* _AIM_: Check each line of the data below for the word "text", then extract the ones that have it.
::: PROVIDED ENTRIES :::
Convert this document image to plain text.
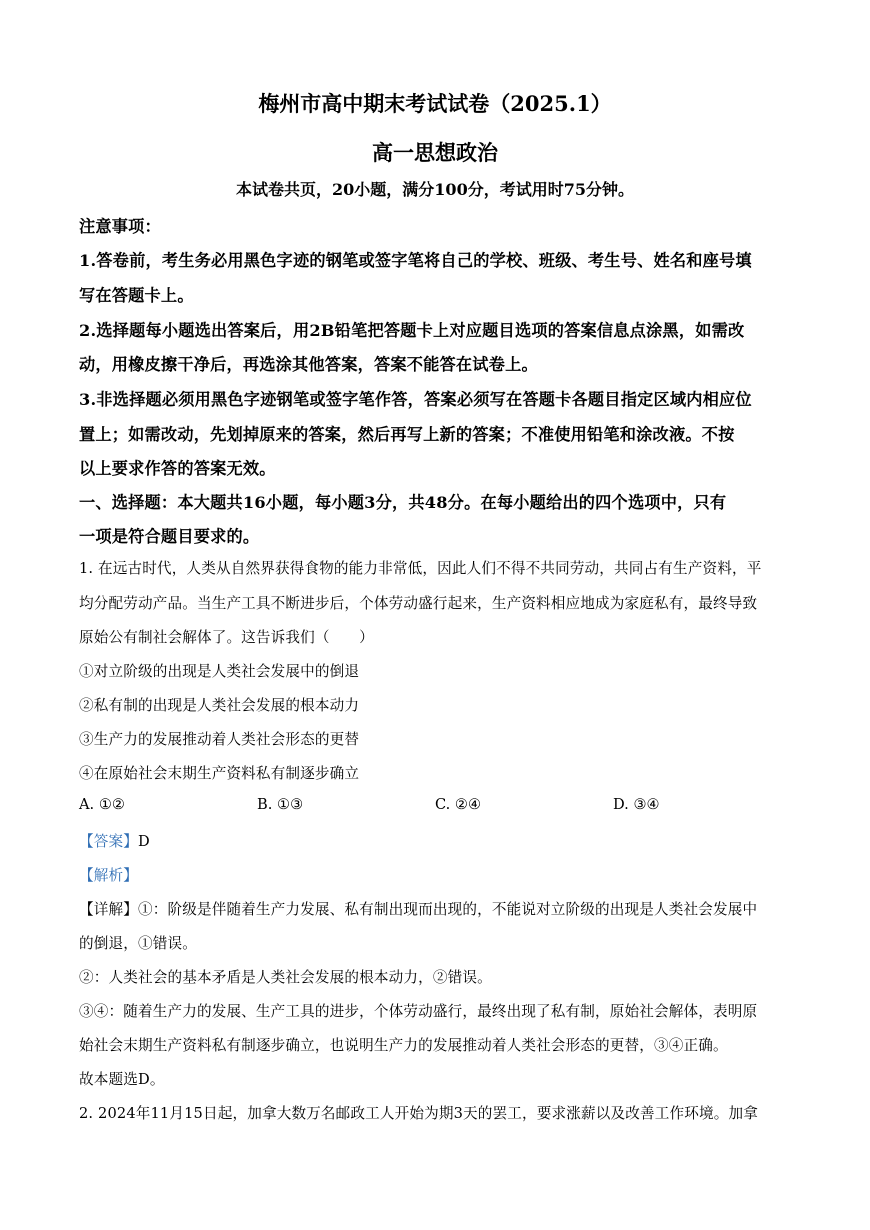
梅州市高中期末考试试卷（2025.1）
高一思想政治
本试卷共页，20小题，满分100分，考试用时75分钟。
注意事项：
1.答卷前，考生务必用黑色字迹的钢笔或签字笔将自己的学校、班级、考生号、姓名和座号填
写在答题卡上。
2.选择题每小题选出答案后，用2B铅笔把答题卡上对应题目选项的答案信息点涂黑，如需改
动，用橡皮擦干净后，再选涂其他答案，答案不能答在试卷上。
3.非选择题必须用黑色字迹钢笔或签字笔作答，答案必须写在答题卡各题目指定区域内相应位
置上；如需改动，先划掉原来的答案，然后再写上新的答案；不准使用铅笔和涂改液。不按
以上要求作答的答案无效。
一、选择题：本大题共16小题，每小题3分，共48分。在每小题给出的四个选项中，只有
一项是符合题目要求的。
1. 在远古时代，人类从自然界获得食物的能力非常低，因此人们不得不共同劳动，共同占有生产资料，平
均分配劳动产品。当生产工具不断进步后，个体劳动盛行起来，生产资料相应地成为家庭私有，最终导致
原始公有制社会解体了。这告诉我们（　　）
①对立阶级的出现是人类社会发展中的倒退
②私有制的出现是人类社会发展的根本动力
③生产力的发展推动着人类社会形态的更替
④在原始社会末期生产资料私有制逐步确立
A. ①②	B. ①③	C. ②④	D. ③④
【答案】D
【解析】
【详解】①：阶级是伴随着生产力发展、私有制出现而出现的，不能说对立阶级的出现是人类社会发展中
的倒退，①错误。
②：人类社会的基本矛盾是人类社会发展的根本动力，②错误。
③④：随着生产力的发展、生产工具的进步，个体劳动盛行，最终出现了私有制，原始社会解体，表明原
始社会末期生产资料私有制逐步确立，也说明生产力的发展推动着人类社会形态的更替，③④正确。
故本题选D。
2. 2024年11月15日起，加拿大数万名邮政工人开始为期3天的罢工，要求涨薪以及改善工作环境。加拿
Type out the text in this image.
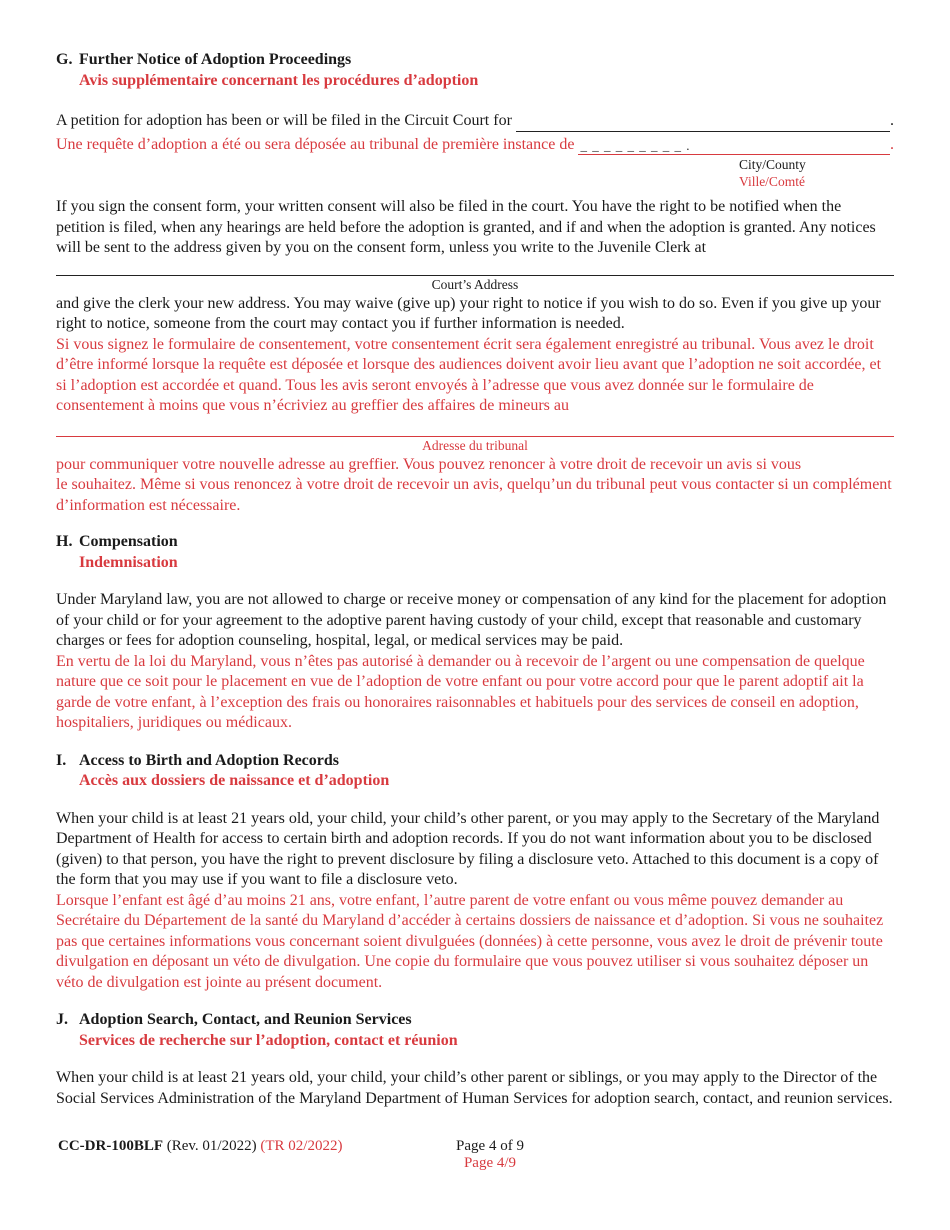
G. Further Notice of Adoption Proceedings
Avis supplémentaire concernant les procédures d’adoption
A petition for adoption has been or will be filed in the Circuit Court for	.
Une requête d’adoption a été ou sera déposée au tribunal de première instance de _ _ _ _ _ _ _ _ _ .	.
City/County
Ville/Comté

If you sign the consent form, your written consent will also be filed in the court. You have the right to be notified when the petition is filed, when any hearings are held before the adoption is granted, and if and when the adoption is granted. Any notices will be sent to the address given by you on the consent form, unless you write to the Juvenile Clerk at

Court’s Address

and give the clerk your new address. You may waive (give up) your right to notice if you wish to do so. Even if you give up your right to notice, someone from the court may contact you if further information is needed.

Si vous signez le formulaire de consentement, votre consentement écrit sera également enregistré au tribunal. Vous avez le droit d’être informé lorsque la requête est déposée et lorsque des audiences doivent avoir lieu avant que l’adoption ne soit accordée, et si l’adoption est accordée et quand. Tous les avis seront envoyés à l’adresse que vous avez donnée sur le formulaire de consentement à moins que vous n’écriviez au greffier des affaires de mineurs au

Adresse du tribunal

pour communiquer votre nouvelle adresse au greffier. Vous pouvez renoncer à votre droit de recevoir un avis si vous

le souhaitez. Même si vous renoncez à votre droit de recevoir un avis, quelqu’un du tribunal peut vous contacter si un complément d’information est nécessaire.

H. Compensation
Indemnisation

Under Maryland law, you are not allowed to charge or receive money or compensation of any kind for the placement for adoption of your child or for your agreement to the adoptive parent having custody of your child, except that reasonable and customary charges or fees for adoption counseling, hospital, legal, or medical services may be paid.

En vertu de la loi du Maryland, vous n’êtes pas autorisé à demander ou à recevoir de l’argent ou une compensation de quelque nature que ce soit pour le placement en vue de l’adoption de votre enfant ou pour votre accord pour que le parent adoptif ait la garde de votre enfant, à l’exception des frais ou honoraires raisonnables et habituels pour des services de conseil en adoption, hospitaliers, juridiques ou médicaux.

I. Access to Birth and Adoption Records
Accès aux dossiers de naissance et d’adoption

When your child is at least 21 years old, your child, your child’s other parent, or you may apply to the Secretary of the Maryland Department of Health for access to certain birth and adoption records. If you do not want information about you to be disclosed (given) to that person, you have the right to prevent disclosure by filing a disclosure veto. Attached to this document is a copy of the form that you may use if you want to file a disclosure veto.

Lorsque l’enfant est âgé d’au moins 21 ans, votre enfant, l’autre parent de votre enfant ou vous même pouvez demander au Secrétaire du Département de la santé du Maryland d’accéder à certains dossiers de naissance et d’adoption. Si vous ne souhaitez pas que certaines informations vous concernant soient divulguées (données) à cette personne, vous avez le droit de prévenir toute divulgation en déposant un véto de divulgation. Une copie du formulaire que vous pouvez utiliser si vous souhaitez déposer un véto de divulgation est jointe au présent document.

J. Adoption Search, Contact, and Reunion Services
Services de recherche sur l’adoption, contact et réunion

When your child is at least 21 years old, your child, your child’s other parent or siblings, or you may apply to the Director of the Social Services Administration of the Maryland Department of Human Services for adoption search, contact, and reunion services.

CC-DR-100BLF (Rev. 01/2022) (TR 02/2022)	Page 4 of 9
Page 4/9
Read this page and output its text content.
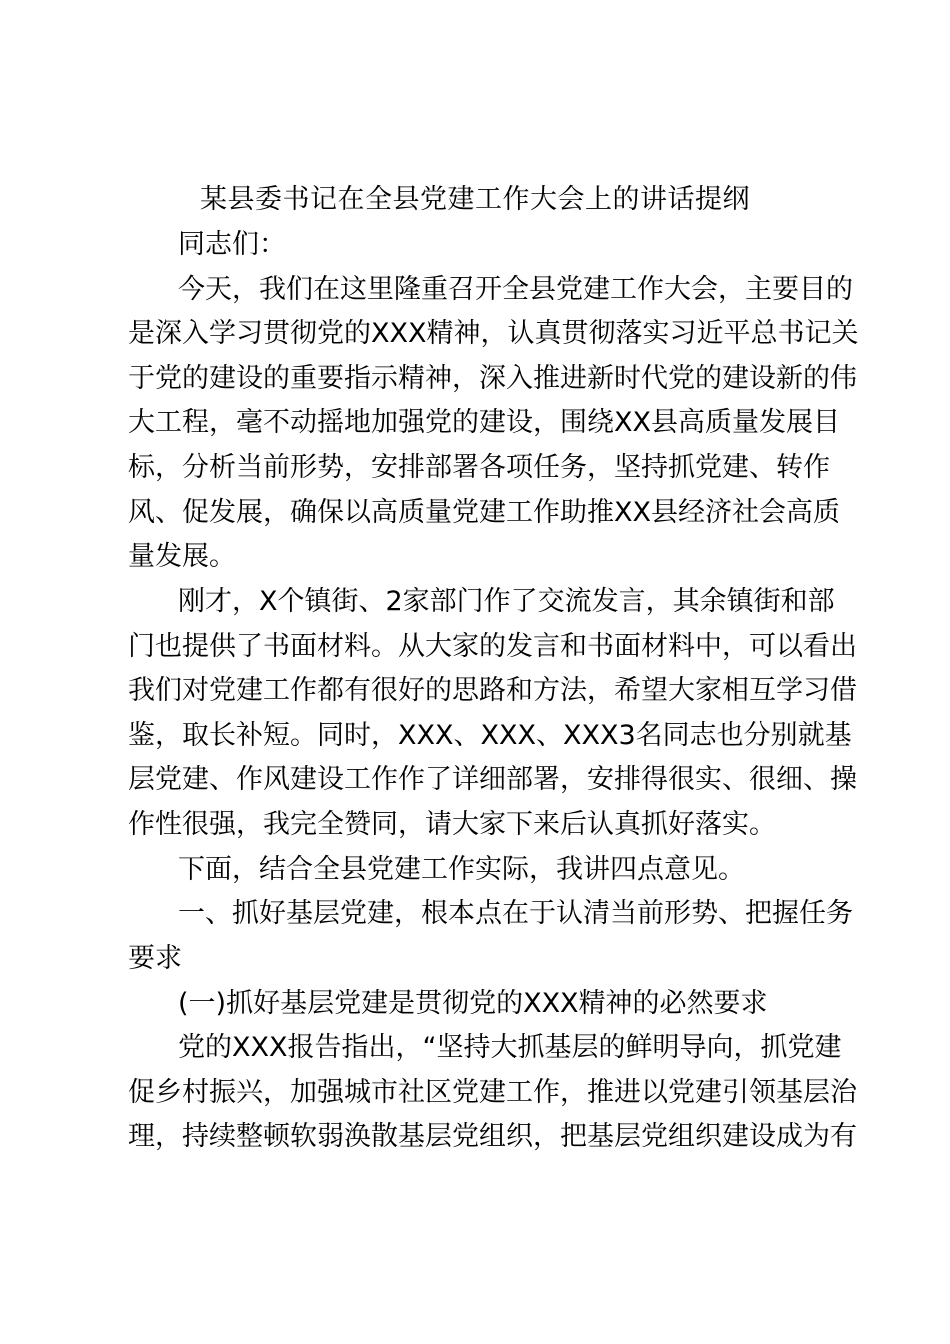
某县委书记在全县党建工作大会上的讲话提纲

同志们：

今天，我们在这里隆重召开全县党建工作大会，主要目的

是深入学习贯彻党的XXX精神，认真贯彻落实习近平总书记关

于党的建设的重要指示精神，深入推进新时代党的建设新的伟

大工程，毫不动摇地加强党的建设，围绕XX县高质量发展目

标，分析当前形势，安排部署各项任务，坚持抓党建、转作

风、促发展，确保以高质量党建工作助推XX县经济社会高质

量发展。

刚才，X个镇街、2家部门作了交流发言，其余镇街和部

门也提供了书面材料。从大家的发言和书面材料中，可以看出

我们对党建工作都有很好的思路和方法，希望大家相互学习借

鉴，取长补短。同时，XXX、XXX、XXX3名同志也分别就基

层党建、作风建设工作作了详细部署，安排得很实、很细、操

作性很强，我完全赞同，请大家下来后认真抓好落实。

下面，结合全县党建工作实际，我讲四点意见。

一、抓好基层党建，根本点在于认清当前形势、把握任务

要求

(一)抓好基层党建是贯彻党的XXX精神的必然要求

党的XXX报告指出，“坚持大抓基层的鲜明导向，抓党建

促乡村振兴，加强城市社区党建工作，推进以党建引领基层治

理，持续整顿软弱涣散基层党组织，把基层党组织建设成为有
:::
* _WRITTEN REPLY_:
Convert this document image to plain text.
Type out the text in this image.
Read this page and output its text content.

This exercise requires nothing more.